>>>
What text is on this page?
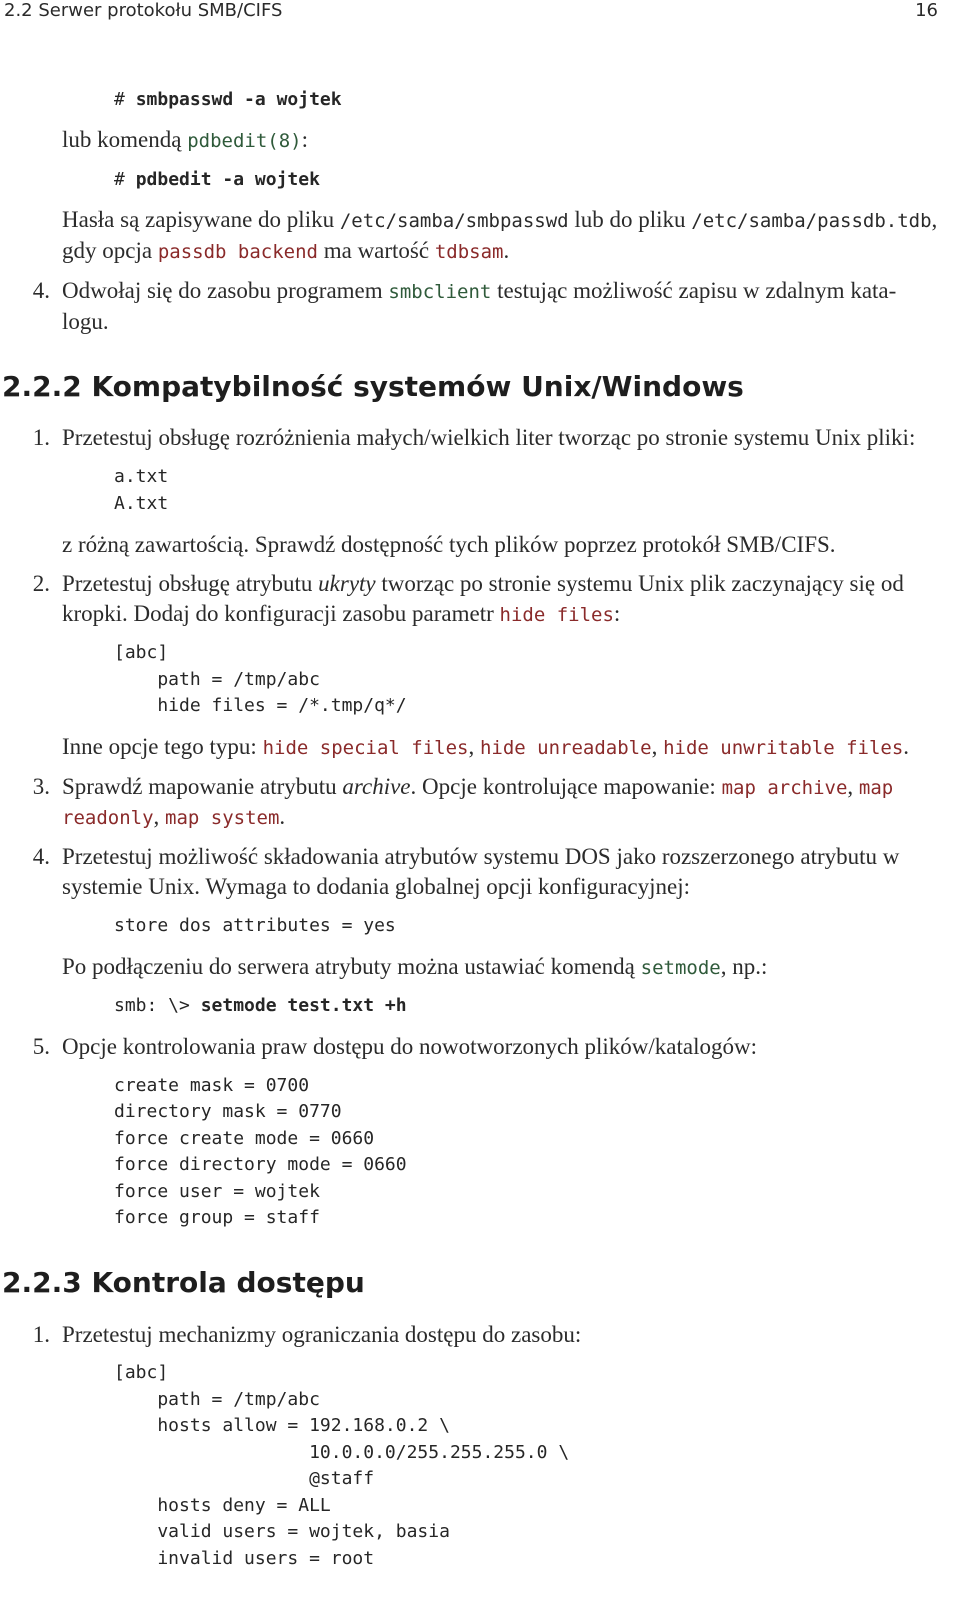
2.2 Serwer protokołu SMB/CIFS	16
# smbpasswd -a wojtek
lub komendą pdbedit(8):
# pdbedit -a wojtek
Hasła są zapisywane do pliku /etc/samba/smbpasswd lub do pliku /etc/samba/passdb.tdb,
gdy opcja passdb backend ma wartość tdbsam.
4. Odwołaj się do zasobu programem smbclient testując możliwość zapisu w zdalnym kata-
logu.
2.2.2 Kompatybilność systemów Unix/Windows
1. Przetestuj obsługę rozróżnienia małych/wielkich liter tworząc po stronie systemu Unix pliki:
a.txt
A.txt
z różną zawartością. Sprawdź dostępność tych plików poprzez protokół SMB/CIFS.
2. Przetestuj obsługę atrybutu ukryty tworząc po stronie systemu Unix plik zaczynający się od
kropki. Dodaj do konfiguracji zasobu parametr hide files:
[abc]
path = /tmp/abc
hide files = /*.tmp/q*/
Inne opcje tego typu: hide special files, hide unreadable, hide unwritable files.
3. Sprawdź mapowanie atrybutu archive. Opcje kontrolujące mapowanie: map archive, map
readonly, map system.
4. Przetestuj możliwość składowania atrybutów systemu DOS jako rozszerzonego atrybutu w
systemie Unix. Wymaga to dodania globalnej opcji konfiguracyjnej:
store dos attributes = yes
Po podłączeniu do serwera atrybuty można ustawiać komendą setmode, np.:
smb: \> setmode test.txt +h
5. Opcje kontrolowania praw dostępu do nowotworzonych plików/katalogów:
create mask = 0700
directory mask = 0770
force create mode = 0660
force directory mode = 0660
force user = wojtek
force group = staff
2.2.3 Kontrola dostępu
1. Przetestuj mechanizmy ograniczania dostępu do zasobu:
[abc]
path = /tmp/abc
hosts allow = 192.168.0.2 \
10.0.0.0/255.255.255.0 \
@staff
hosts deny = ALL
valid users = wojtek, basia
invalid users = root
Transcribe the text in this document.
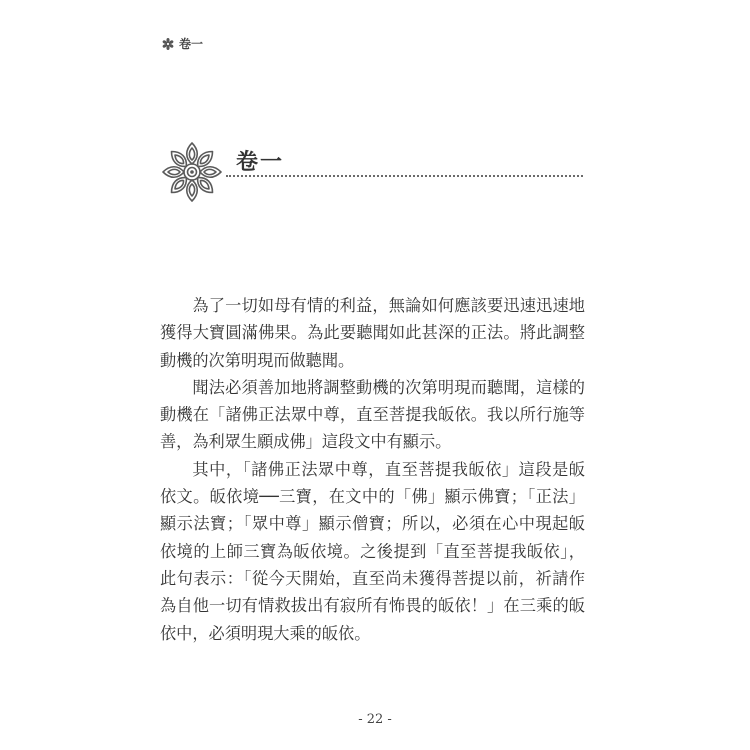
卷一
卷一

為了一切如母有情的利益，無論如何應該要迅速迅速地獲得大寶圓滿佛果。為此要聽聞如此甚深的正法。將此調整動機的次第明現而做聽聞。

聞法必須善加地將調整動機的次第明現而聽聞，這樣的動機在「諸佛正法眾中尊，直至菩提我皈依。我以所行施等善，為利眾生願成佛」這段文中有顯示。

其中，「諸佛正法眾中尊，直至菩提我皈依」這段是皈依文。皈依境──三寶，在文中的「佛」顯示佛寶；「正法」顯示法寶；「眾中尊」顯示僧寶；所以，必須在心中現起皈依境的上師三寶為皈依境。之後提到「直至菩提我皈依」，此句表示：「從今天開始，直至尚未獲得菩提以前，祈請作為自他一切有情救拔出有寂所有怖畏的皈依！」在三乘的皈依中，必須明現大乘的皈依。

- 22 -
<<<
◆ **Task to carry out**:
Copy the data exactly. Any picture it contains is to be omitted.

◆ **The result**:
What text is on this page?
2.2 Serwer protokołu SMB/CIFS	16
# smbpasswd -a wojtek
lub komendą pdbedit(8):
# pdbedit -a wojtek
Hasła są zapisywane do pliku /etc/samba/smbpasswd lub do pliku /etc/samba/passdb.tdb,
gdy opcja passdb backend ma wartość tdbsam.
4. Odwołaj się do zasobu programem smbclient testując możliwość zapisu w zdalnym kata-
logu.
2.2.2 Kompatybilność systemów Unix/Windows
1. Przetestuj obsługę rozróżnienia małych/wielkich liter tworząc po stronie systemu Unix pliki:
a.txt
A.txt
z różną zawartością. Sprawdź dostępność tych plików poprzez protokół SMB/CIFS.
2. Przetestuj obsługę atrybutu ukryty tworząc po stronie systemu Unix plik zaczynający się od
kropki. Dodaj do konfiguracji zasobu parametr hide files:
[abc]
path = /tmp/abc
hide files = /*.tmp/q*/
Inne opcje tego typu: hide special files, hide unreadable, hide unwritable files.
3. Sprawdź mapowanie atrybutu archive. Opcje kontrolujące mapowanie: map archive, map
readonly, map system.
4. Przetestuj możliwość składowania atrybutów systemu DOS jako rozszerzonego atrybutu w
systemie Unix. Wymaga to dodania globalnej opcji konfiguracyjnej:
store dos attributes = yes
Po podłączeniu do serwera atrybuty można ustawiać komendą setmode, np.:
smb: \> setmode test.txt +h
5. Opcje kontrolowania praw dostępu do nowotworzonych plików/katalogów:
create mask = 0700
directory mask = 0770
force create mode = 0660
force directory mode = 0660
force user = wojtek
force group = staff
2.2.3 Kontrola dostępu
1. Przetestuj mechanizmy ograniczania dostępu do zasobu:
[abc]
path = /tmp/abc
hosts allow = 192.168.0.2 \
10.0.0.0/255.255.255.0 \
@staff
hosts deny = ALL
valid users = wojtek, basia
invalid users = root
Transcribe the text in this document.
卷一
卷一

為了一切如母有情的利益，無論如何應該要迅速迅速地獲得大寶圓滿佛果。為此要聽聞如此甚深的正法。將此調整動機的次第明現而做聽聞。

聞法必須善加地將調整動機的次第明現而聽聞，這樣的動機在「諸佛正法眾中尊，直至菩提我皈依。我以所行施等善，為利眾生願成佛」這段文中有顯示。

其中，「諸佛正法眾中尊，直至菩提我皈依」這段是皈依文。皈依境──三寶，在文中的「佛」顯示佛寶；「正法」顯示法寶；「眾中尊」顯示僧寶；所以，必須在心中現起皈依境的上師三寶為皈依境。之後提到「直至菩提我皈依」，此句表示：「從今天開始，直至尚未獲得菩提以前，祈請作為自他一切有情救拔出有寂所有怖畏的皈依！」在三乘的皈依中，必須明現大乘的皈依。

- 22 -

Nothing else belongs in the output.